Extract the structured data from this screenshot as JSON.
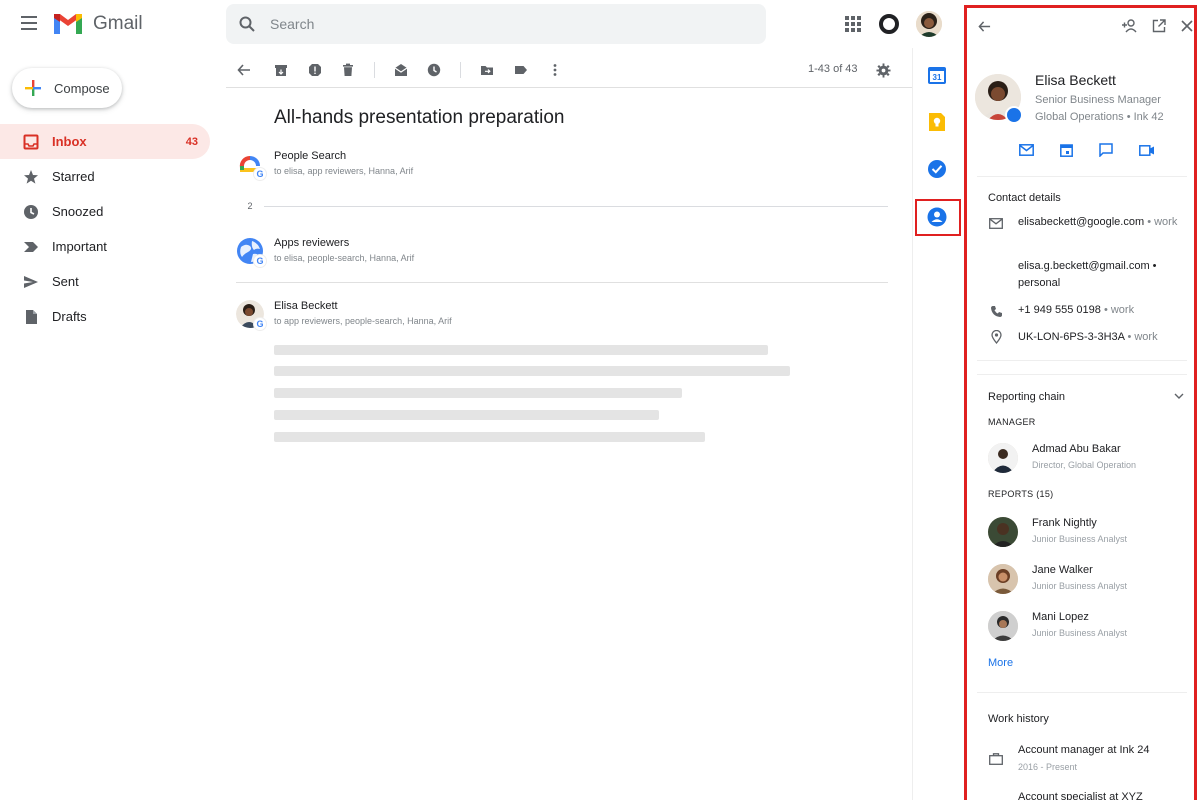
{
  "app": {
    "name": "Gmail"
  },
  "compose": {
    "label": "Compose"
  },
  "nav": {
    "items": [
      {
        "label": "Inbox",
        "count": "43",
        "icon": "inbox-icon",
        "active": true
      },
      {
        "label": "Starred",
        "count": "",
        "icon": "star-icon"
      },
      {
        "label": "Snoozed",
        "count": "",
        "icon": "clock-icon"
      },
      {
        "label": "Important",
        "count": "",
        "icon": "important-icon"
      },
      {
        "label": "Sent",
        "count": "",
        "icon": "send-icon"
      },
      {
        "label": "Drafts",
        "count": "",
        "icon": "draft-icon"
      }
    ]
  },
  "search": {
    "placeholder": "Search"
  },
  "toolbar": {
    "pager": "1-43 of 43"
  },
  "thread": {
    "subject": "All-hands presentation preparation",
    "collapsed_count": "2",
    "messages": [
      {
        "sender": "People Search",
        "to": "to elisa, app reviewers, Hanna, Arif",
        "avatar": "people-search-logo"
      },
      {
        "sender": "Apps reviewers",
        "to": "to elisa, people-search, Hanna, Arif",
        "avatar": "globe-avatar"
      },
      {
        "sender": "Elisa Beckett",
        "to": "to app reviewers, people-search, Hanna, Arif",
        "avatar": "person-avatar"
      }
    ]
  },
  "contact": {
    "name": "Elisa Beckett",
    "title": "Senior Business Manager",
    "org": "Global Operations • Ink 42",
    "details_heading": "Contact details",
    "email_work": "elisabeckett@google.com",
    "email_work_tag": "• work",
    "email_personal": "elisa.g.beckett@gmail.com",
    "email_personal_tag": "• personal",
    "phone": "+1 949 555 0198",
    "phone_tag": "• work",
    "location": "UK-LON-6PS-3-3H3A",
    "location_tag": "• work",
    "reporting_heading": "Reporting chain",
    "manager_label": "MANAGER",
    "manager": {
      "name": "Admad Abu Bakar",
      "role": "Director, Global Operation"
    },
    "reports_label": "REPORTS (15)",
    "reports": [
      {
        "name": "Frank Nightly",
        "role": "Junior Business Analyst"
      },
      {
        "name": "Jane Walker",
        "role": "Junior Business Analyst"
      },
      {
        "name": "Mani Lopez",
        "role": "Junior Business Analyst"
      }
    ],
    "more_label": "More",
    "work_history_heading": "Work history",
    "history": [
      {
        "title": "Account manager at Ink 24",
        "dates": "2016 - Present"
      },
      {
        "title": "Account specialist at XYZ",
        "dates": ""
      }
    ]
  },
  "colors": {
    "accent_red": "#d93025",
    "highlight": "#e02020",
    "link": "#1a73e8",
    "active_bg": "#fce8e6"
  }
}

----------

◆ WORK TO COMPLETE ◆
Copy each line of the records precisely and drop any images they hold.

◆ EXPECTED ANSWER ◆
Extract the structured data from this screenshot as JSON.
{
  "app": {
    "name": "Gmail"
  },
  "compose": {
    "label": "Compose"
  },
  "nav": {
    "items": [
      {
        "label": "Inbox",
        "count": "43",
        "icon": "inbox-icon",
        "active": true
      },
      {
        "label": "Starred",
        "count": "",
        "icon": "star-icon"
      },
      {
        "label": "Snoozed",
        "count": "",
        "icon": "clock-icon"
      },
      {
        "label": "Important",
        "count": "",
        "icon": "important-icon"
      },
      {
        "label": "Sent",
        "count": "",
        "icon": "send-icon"
      },
      {
        "label": "Drafts",
        "count": "",
        "icon": "draft-icon"
      }
    ]
  },
  "search": {
    "placeholder": "Search"
  },
  "toolbar": {
    "pager": "1-43 of 43"
  },
  "thread": {
    "subject": "All-hands presentation preparation",
    "collapsed_count": "2",
    "messages": [
      {
        "sender": "People Search",
        "to": "to elisa, app reviewers, Hanna, Arif",
        "avatar": "people-search-logo"
      },
      {
        "sender": "Apps reviewers",
        "to": "to elisa, people-search, Hanna, Arif",
        "avatar": "globe-avatar"
      },
      {
        "sender": "Elisa Beckett",
        "to": "to app reviewers, people-search, Hanna, Arif",
        "avatar": "person-avatar"
      }
    ]
  },
  "contact": {
    "name": "Elisa Beckett",
    "title": "Senior Business Manager",
    "org": "Global Operations • Ink 42",
    "details_heading": "Contact details",
    "email_work": "elisabeckett@google.com",
    "email_work_tag": "• work",
    "email_personal": "elisa.g.beckett@gmail.com",
    "email_personal_tag": "• personal",
    "phone": "+1 949 555 0198",
    "phone_tag": "• work",
    "location": "UK-LON-6PS-3-3H3A",
    "location_tag": "• work",
    "reporting_heading": "Reporting chain",
    "manager_label": "MANAGER",
    "manager": {
      "name": "Admad Abu Bakar",
      "role": "Director, Global Operation"
    },
    "reports_label": "REPORTS (15)",
    "reports": [
      {
        "name": "Frank Nightly",
        "role": "Junior Business Analyst"
      },
      {
        "name": "Jane Walker",
        "role": "Junior Business Analyst"
      },
      {
        "name": "Mani Lopez",
        "role": "Junior Business Analyst"
      }
    ],
    "more_label": "More",
    "work_history_heading": "Work history",
    "history": [
      {
        "title": "Account manager at Ink 24",
        "dates": "2016 - Present"
      },
      {
        "title": "Account specialist at XYZ",
        "dates": ""
      }
    ]
  },
  "colors": {
    "accent_red": "#d93025",
    "highlight": "#e02020",
    "link": "#1a73e8",
    "active_bg": "#fce8e6"
  }
}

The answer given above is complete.